Task goal: Give a verbatim copy of the lines below, minus the pictures.

Data items:
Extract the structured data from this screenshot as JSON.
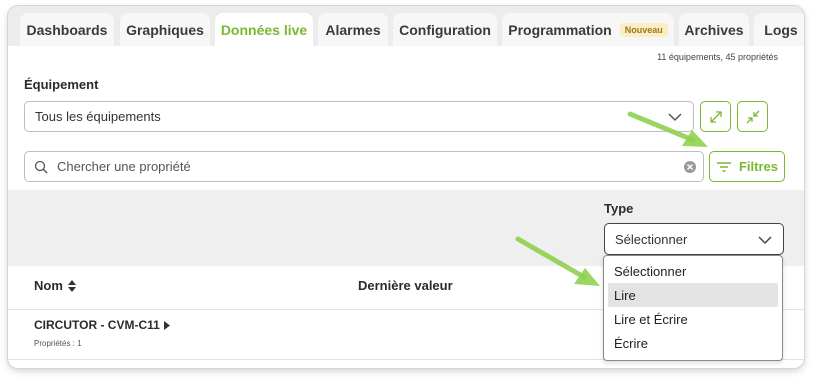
{
  "tabs": [
    {
      "label": "Dashboards",
      "active": false
    },
    {
      "label": "Graphiques",
      "active": false
    },
    {
      "label": "Données live",
      "active": true
    },
    {
      "label": "Alarmes",
      "active": false
    },
    {
      "label": "Configuration",
      "active": false
    },
    {
      "label": "Programmation",
      "active": false,
      "badge": "Nouveau"
    },
    {
      "label": "Archives",
      "active": false
    },
    {
      "label": "Logs",
      "active": false
    }
  ],
  "summary": "11 équipements, 45 propriétés",
  "equipment": {
    "label": "Équipement",
    "selected": "Tous les équipements"
  },
  "search": {
    "placeholder": "Chercher une propriété"
  },
  "filters_label": "Filtres",
  "type_filter": {
    "label": "Type",
    "selected": "Sélectionner",
    "options": [
      "Sélectionner",
      "Lire",
      "Lire et Écrire",
      "Écrire"
    ],
    "highlighted_index": 1
  },
  "table": {
    "columns": [
      "Nom",
      "Dernière valeur"
    ],
    "rows": [
      {
        "name": "CIRCUTOR - CVM-C11",
        "sub": "Propriétés : 1"
      }
    ]
  },
  "colors": {
    "accent": "#7ab832",
    "arrow": "#8fd14f",
    "badge_bg": "#fbeec4"
  },
  "icons": [
    "chevron-down-icon",
    "expand-icon",
    "collapse-icon",
    "search-icon",
    "clear-icon",
    "filter-icon",
    "sort-icon",
    "chevron-right-icon"
  ]
}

The reply:
Extract the structured data from this screenshot as JSON.
{
  "tabs": [
    {
      "label": "Dashboards",
      "active": false
    },
    {
      "label": "Graphiques",
      "active": false
    },
    {
      "label": "Données live",
      "active": true
    },
    {
      "label": "Alarmes",
      "active": false
    },
    {
      "label": "Configuration",
      "active": false
    },
    {
      "label": "Programmation",
      "active": false,
      "badge": "Nouveau"
    },
    {
      "label": "Archives",
      "active": false
    },
    {
      "label": "Logs",
      "active": false
    }
  ],
  "summary": "11 équipements, 45 propriétés",
  "equipment": {
    "label": "Équipement",
    "selected": "Tous les équipements"
  },
  "search": {
    "placeholder": "Chercher une propriété"
  },
  "filters_label": "Filtres",
  "type_filter": {
    "label": "Type",
    "selected": "Sélectionner",
    "options": [
      "Sélectionner",
      "Lire",
      "Lire et Écrire",
      "Écrire"
    ],
    "highlighted_index": 1
  },
  "table": {
    "columns": [
      "Nom",
      "Dernière valeur"
    ],
    "rows": [
      {
        "name": "CIRCUTOR - CVM-C11",
        "sub": "Propriétés : 1"
      }
    ]
  },
  "colors": {
    "accent": "#7ab832",
    "arrow": "#8fd14f",
    "badge_bg": "#fbeec4"
  },
  "icons": [
    "chevron-down-icon",
    "expand-icon",
    "collapse-icon",
    "search-icon",
    "clear-icon",
    "filter-icon",
    "sort-icon",
    "chevron-right-icon"
  ]
}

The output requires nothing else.